▶ _WRITTEN INSTRUCTION_: Will you output all of the data below exactly, omitting the images?

— Start —

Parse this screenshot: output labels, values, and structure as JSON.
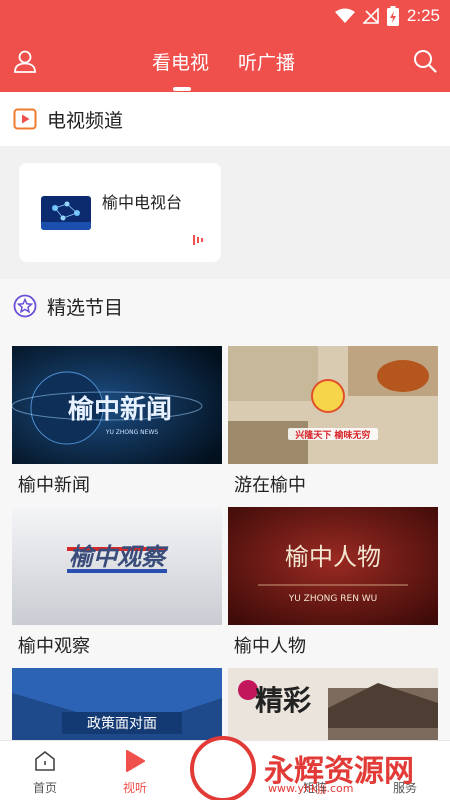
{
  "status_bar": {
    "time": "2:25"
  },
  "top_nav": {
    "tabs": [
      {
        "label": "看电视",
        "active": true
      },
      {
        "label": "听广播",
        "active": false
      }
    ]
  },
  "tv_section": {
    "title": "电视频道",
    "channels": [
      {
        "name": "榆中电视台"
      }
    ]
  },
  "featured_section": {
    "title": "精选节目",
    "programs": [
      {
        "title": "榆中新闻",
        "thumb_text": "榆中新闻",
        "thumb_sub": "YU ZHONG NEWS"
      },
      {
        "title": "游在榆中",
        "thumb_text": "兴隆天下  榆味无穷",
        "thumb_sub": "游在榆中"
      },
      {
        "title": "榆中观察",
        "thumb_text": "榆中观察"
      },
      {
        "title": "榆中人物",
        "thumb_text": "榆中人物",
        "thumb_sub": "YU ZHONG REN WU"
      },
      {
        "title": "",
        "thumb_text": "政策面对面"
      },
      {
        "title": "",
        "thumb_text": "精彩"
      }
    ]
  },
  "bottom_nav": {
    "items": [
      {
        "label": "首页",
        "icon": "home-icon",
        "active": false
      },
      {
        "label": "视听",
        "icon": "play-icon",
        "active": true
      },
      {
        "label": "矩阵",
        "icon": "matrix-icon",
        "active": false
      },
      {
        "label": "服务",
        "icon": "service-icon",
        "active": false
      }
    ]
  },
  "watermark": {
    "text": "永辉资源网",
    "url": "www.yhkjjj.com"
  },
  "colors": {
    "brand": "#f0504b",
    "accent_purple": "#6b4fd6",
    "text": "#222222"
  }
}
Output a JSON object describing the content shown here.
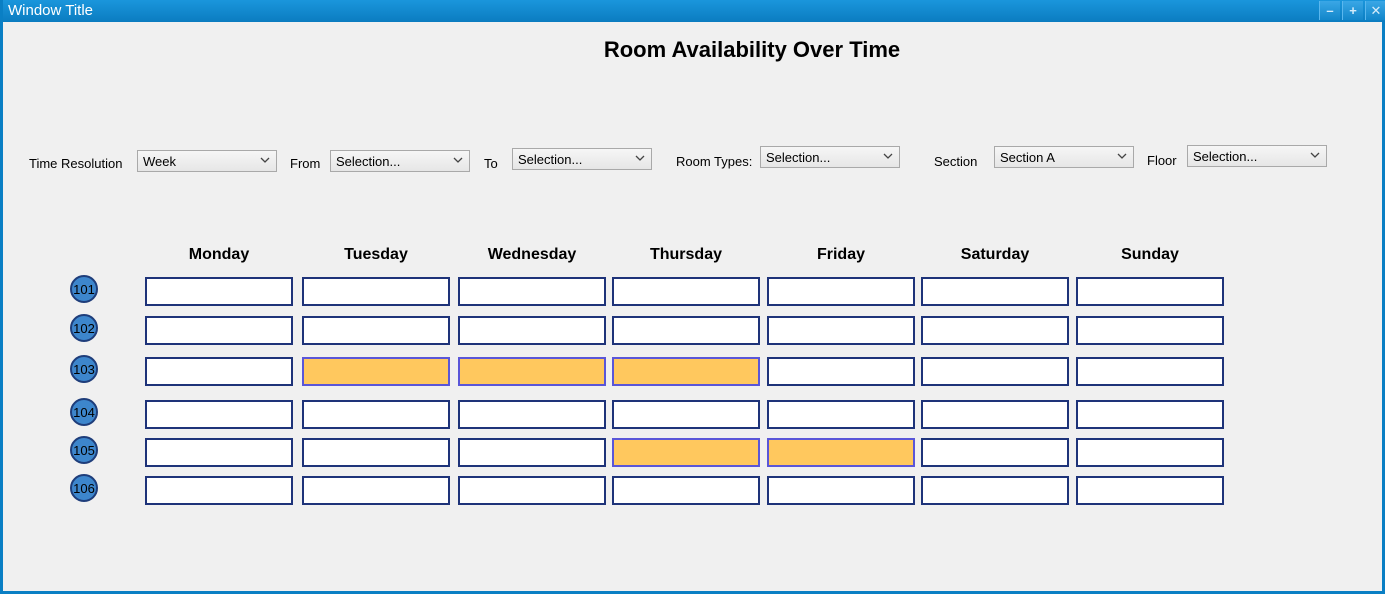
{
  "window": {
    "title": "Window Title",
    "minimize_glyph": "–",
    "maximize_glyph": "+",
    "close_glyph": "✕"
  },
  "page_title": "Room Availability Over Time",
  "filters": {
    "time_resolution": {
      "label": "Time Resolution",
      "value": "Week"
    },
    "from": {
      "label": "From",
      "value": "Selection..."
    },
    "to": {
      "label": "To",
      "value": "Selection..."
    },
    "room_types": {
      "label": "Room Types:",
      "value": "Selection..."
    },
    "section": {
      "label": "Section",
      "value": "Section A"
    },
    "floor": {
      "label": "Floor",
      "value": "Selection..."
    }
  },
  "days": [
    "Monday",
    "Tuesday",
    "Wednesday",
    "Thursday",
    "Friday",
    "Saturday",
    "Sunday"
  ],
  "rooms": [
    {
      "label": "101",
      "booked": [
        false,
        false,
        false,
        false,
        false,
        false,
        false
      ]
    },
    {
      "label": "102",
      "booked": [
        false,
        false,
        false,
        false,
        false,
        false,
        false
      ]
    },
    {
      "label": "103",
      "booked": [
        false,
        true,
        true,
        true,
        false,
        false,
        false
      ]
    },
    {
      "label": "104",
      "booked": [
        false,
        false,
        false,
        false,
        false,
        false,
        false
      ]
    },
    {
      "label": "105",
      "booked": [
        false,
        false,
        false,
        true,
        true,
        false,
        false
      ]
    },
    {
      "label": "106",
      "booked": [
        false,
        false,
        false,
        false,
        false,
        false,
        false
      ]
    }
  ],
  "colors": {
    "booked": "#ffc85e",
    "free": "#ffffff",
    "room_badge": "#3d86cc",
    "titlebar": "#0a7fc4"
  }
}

— End —

▶ _TASK OUTPUT_:
Parse this screenshot: output labels, values, and structure as JSON.
{
  "status_bar": {
    "time": "2:25"
  },
  "top_nav": {
    "tabs": [
      {
        "label": "看电视",
        "active": true
      },
      {
        "label": "听广播",
        "active": false
      }
    ]
  },
  "tv_section": {
    "title": "电视频道",
    "channels": [
      {
        "name": "榆中电视台"
      }
    ]
  },
  "featured_section": {
    "title": "精选节目",
    "programs": [
      {
        "title": "榆中新闻",
        "thumb_text": "榆中新闻",
        "thumb_sub": "YU ZHONG NEWS"
      },
      {
        "title": "游在榆中",
        "thumb_text": "兴隆天下  榆味无穷",
        "thumb_sub": "游在榆中"
      },
      {
        "title": "榆中观察",
        "thumb_text": "榆中观察"
      },
      {
        "title": "榆中人物",
        "thumb_text": "榆中人物",
        "thumb_sub": "YU ZHONG REN WU"
      },
      {
        "title": "",
        "thumb_text": "政策面对面"
      },
      {
        "title": "",
        "thumb_text": "精彩"
      }
    ]
  },
  "bottom_nav": {
    "items": [
      {
        "label": "首页",
        "icon": "home-icon",
        "active": false
      },
      {
        "label": "视听",
        "icon": "play-icon",
        "active": true
      },
      {
        "label": "矩阵",
        "icon": "matrix-icon",
        "active": false
      },
      {
        "label": "服务",
        "icon": "service-icon",
        "active": false
      }
    ]
  },
  "watermark": {
    "text": "永辉资源网",
    "url": "www.yhkjjj.com"
  },
  "colors": {
    "brand": "#f0504b",
    "accent_purple": "#6b4fd6",
    "text": "#222222"
  }
}
Output a JSON object describing the content shown here.
{
  "window": {
    "title": "Window Title",
    "minimize_glyph": "–",
    "maximize_glyph": "+",
    "close_glyph": "✕"
  },
  "page_title": "Room Availability Over Time",
  "filters": {
    "time_resolution": {
      "label": "Time Resolution",
      "value": "Week"
    },
    "from": {
      "label": "From",
      "value": "Selection..."
    },
    "to": {
      "label": "To",
      "value": "Selection..."
    },
    "room_types": {
      "label": "Room Types:",
      "value": "Selection..."
    },
    "section": {
      "label": "Section",
      "value": "Section A"
    },
    "floor": {
      "label": "Floor",
      "value": "Selection..."
    }
  },
  "days": [
    "Monday",
    "Tuesday",
    "Wednesday",
    "Thursday",
    "Friday",
    "Saturday",
    "Sunday"
  ],
  "rooms": [
    {
      "label": "101",
      "booked": [
        false,
        false,
        false,
        false,
        false,
        false,
        false
      ]
    },
    {
      "label": "102",
      "booked": [
        false,
        false,
        false,
        false,
        false,
        false,
        false
      ]
    },
    {
      "label": "103",
      "booked": [
        false,
        true,
        true,
        true,
        false,
        false,
        false
      ]
    },
    {
      "label": "104",
      "booked": [
        false,
        false,
        false,
        false,
        false,
        false,
        false
      ]
    },
    {
      "label": "105",
      "booked": [
        false,
        false,
        false,
        true,
        true,
        false,
        false
      ]
    },
    {
      "label": "106",
      "booked": [
        false,
        false,
        false,
        false,
        false,
        false,
        false
      ]
    }
  ],
  "colors": {
    "booked": "#ffc85e",
    "free": "#ffffff",
    "room_badge": "#3d86cc",
    "titlebar": "#0a7fc4"
  }
}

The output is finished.